== Supplied data ==
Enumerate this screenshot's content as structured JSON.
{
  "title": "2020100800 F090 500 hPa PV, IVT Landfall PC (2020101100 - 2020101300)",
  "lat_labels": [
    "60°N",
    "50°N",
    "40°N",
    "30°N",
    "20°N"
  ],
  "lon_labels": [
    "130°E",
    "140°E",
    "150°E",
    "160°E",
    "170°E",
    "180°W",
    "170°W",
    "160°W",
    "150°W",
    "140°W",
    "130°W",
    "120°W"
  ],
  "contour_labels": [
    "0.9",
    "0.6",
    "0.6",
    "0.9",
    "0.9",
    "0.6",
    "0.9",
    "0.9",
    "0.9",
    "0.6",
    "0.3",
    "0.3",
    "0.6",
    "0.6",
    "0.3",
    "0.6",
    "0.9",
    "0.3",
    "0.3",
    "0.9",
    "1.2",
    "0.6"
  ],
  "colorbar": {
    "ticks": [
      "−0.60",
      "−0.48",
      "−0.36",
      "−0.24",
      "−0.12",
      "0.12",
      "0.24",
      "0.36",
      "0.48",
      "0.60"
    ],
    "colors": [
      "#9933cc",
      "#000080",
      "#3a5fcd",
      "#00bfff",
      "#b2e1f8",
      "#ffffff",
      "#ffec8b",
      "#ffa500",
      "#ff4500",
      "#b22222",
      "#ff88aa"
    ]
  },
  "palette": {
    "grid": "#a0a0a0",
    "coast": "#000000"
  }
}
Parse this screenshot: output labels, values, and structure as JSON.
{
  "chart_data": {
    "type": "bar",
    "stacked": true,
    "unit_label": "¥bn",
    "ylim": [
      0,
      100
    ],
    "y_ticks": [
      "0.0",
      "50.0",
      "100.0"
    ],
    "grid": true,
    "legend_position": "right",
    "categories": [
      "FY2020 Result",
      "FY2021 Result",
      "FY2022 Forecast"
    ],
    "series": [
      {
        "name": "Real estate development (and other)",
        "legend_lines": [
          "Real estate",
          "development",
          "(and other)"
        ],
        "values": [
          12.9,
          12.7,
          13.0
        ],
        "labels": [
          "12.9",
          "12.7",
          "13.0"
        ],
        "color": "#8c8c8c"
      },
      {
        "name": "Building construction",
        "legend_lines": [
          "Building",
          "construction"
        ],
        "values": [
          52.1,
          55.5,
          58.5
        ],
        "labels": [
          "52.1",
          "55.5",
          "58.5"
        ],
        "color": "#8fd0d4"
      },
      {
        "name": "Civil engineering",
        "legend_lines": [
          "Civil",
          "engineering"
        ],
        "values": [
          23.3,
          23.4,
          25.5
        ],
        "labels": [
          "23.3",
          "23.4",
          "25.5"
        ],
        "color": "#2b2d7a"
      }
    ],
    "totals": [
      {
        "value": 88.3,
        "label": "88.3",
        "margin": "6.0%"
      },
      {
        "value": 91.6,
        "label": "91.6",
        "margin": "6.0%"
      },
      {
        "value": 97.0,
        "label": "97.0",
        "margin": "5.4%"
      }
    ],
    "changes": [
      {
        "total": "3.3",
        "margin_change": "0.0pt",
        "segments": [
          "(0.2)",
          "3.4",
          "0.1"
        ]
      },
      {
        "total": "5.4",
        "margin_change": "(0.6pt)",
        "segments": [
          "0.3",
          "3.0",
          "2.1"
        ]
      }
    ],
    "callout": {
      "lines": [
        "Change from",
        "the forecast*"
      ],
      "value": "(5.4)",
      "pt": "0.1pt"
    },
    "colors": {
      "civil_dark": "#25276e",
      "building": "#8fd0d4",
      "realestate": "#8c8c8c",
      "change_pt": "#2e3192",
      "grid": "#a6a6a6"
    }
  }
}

== What you are asked to do ==
Extract every record. Keep wording exact.

== Exercise result ==
Enumerate this screenshot's content as structured JSON.
{
  "title": "2020100800 F090 500 hPa PV, IVT Landfall PC (2020101100 - 2020101300)",
  "lat_labels": [
    "60°N",
    "50°N",
    "40°N",
    "30°N",
    "20°N"
  ],
  "lon_labels": [
    "130°E",
    "140°E",
    "150°E",
    "160°E",
    "170°E",
    "180°W",
    "170°W",
    "160°W",
    "150°W",
    "140°W",
    "130°W",
    "120°W"
  ],
  "contour_labels": [
    "0.9",
    "0.6",
    "0.6",
    "0.9",
    "0.9",
    "0.6",
    "0.9",
    "0.9",
    "0.9",
    "0.6",
    "0.3",
    "0.3",
    "0.6",
    "0.6",
    "0.3",
    "0.6",
    "0.9",
    "0.3",
    "0.3",
    "0.9",
    "1.2",
    "0.6"
  ],
  "colorbar": {
    "ticks": [
      "−0.60",
      "−0.48",
      "−0.36",
      "−0.24",
      "−0.12",
      "0.12",
      "0.24",
      "0.36",
      "0.48",
      "0.60"
    ],
    "colors": [
      "#9933cc",
      "#000080",
      "#3a5fcd",
      "#00bfff",
      "#b2e1f8",
      "#ffffff",
      "#ffec8b",
      "#ffa500",
      "#ff4500",
      "#b22222",
      "#ff88aa"
    ]
  },
  "palette": {
    "grid": "#a0a0a0",
    "coast": "#000000"
  }
}
Parse this screenshot: output labels, values, and structure as JSON.
{
  "chart_data": {
    "type": "bar",
    "stacked": true,
    "unit_label": "¥bn",
    "ylim": [
      0,
      100
    ],
    "y_ticks": [
      "0.0",
      "50.0",
      "100.0"
    ],
    "grid": true,
    "legend_position": "right",
    "categories": [
      "FY2020 Result",
      "FY2021 Result",
      "FY2022 Forecast"
    ],
    "series": [
      {
        "name": "Real estate development (and other)",
        "legend_lines": [
          "Real estate",
          "development",
          "(and other)"
        ],
        "values": [
          12.9,
          12.7,
          13.0
        ],
        "labels": [
          "12.9",
          "12.7",
          "13.0"
        ],
        "color": "#8c8c8c"
      },
      {
        "name": "Building construction",
        "legend_lines": [
          "Building",
          "construction"
        ],
        "values": [
          52.1,
          55.5,
          58.5
        ],
        "labels": [
          "52.1",
          "55.5",
          "58.5"
        ],
        "color": "#8fd0d4"
      },
      {
        "name": "Civil engineering",
        "legend_lines": [
          "Civil",
          "engineering"
        ],
        "values": [
          23.3,
          23.4,
          25.5
        ],
        "labels": [
          "23.3",
          "23.4",
          "25.5"
        ],
        "color": "#2b2d7a"
      }
    ],
    "totals": [
      {
        "value": 88.3,
        "label": "88.3",
        "margin": "6.0%"
      },
      {
        "value": 91.6,
        "label": "91.6",
        "margin": "6.0%"
      },
      {
        "value": 97.0,
        "label": "97.0",
        "margin": "5.4%"
      }
    ],
    "changes": [
      {
        "total": "3.3",
        "margin_change": "0.0pt",
        "segments": [
          "(0.2)",
          "3.4",
          "0.1"
        ]
      },
      {
        "total": "5.4",
        "margin_change": "(0.6pt)",
        "segments": [
          "0.3",
          "3.0",
          "2.1"
        ]
      }
    ],
    "callout": {
      "lines": [
        "Change from",
        "the forecast*"
      ],
      "value": "(5.4)",
      "pt": "0.1pt"
    },
    "colors": {
      "civil_dark": "#25276e",
      "building": "#8fd0d4",
      "realestate": "#8c8c8c",
      "change_pt": "#2e3192",
      "grid": "#a6a6a6"
    }
  }
}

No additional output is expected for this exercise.